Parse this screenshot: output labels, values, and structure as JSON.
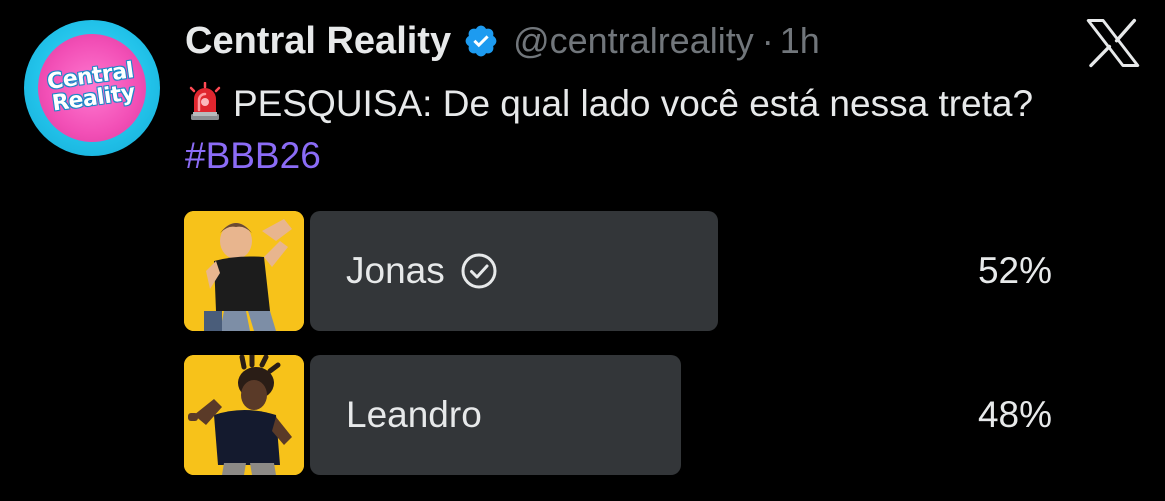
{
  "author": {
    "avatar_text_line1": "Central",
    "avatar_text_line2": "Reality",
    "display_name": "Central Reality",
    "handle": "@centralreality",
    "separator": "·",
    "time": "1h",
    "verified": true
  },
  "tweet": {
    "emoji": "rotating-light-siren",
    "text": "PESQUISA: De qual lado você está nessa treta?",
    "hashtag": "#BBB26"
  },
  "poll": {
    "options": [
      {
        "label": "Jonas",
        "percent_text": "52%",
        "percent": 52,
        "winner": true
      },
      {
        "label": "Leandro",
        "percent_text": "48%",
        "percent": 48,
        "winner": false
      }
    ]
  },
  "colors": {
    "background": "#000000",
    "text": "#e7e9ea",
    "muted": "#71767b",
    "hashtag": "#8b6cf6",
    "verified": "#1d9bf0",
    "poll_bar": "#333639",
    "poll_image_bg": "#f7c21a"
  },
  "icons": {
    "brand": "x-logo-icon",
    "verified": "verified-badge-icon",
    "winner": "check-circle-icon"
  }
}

****

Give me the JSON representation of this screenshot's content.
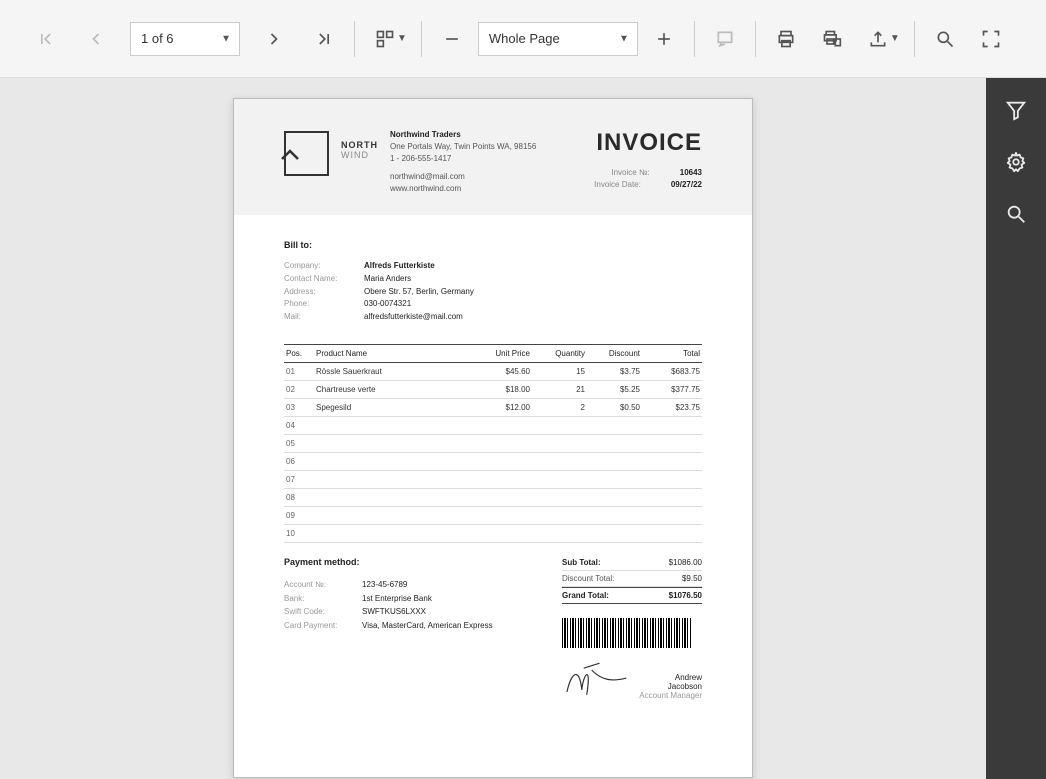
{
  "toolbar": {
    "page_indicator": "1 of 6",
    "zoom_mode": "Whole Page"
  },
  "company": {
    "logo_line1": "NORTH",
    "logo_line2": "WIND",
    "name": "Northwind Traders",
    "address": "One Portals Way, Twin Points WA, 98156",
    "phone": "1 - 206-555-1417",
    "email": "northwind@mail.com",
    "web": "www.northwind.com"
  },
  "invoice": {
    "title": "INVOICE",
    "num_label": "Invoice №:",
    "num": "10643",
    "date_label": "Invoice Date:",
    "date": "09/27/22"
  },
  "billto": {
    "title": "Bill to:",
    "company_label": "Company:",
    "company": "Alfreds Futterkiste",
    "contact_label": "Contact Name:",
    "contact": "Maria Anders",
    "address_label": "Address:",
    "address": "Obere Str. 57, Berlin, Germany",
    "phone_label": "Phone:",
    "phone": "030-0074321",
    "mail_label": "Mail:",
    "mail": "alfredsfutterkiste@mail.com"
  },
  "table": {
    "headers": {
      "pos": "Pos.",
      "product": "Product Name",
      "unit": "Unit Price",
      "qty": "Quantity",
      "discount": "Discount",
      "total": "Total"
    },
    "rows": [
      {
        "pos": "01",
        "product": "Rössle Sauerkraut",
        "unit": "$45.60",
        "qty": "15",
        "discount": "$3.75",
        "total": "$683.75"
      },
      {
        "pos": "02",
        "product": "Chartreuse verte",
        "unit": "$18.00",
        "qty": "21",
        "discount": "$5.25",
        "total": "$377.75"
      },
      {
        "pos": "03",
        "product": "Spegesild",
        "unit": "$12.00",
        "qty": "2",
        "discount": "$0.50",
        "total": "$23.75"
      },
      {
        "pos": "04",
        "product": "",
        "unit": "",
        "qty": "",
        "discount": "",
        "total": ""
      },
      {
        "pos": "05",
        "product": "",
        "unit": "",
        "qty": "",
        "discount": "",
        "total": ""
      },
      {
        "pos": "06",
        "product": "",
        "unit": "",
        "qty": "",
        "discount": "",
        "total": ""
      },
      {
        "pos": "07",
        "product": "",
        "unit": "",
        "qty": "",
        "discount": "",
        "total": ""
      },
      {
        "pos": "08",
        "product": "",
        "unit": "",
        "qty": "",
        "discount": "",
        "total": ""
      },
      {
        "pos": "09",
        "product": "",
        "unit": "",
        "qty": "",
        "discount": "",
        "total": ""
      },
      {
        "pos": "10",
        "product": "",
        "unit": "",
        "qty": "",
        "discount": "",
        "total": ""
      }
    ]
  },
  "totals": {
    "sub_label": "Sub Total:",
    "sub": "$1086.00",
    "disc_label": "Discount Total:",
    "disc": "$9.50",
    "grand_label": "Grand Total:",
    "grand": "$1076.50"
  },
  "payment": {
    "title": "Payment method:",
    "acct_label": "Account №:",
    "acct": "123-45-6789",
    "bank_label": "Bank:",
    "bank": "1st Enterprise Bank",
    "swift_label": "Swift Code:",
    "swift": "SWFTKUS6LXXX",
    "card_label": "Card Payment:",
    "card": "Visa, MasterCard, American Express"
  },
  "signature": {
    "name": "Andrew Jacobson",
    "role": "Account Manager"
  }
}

****

- Directions: Show each line of the data that contains the string "title".

- Solution for this problem:
    "title": "INVOICE",
    "title": "Bill to:",
    "title": "Payment method:",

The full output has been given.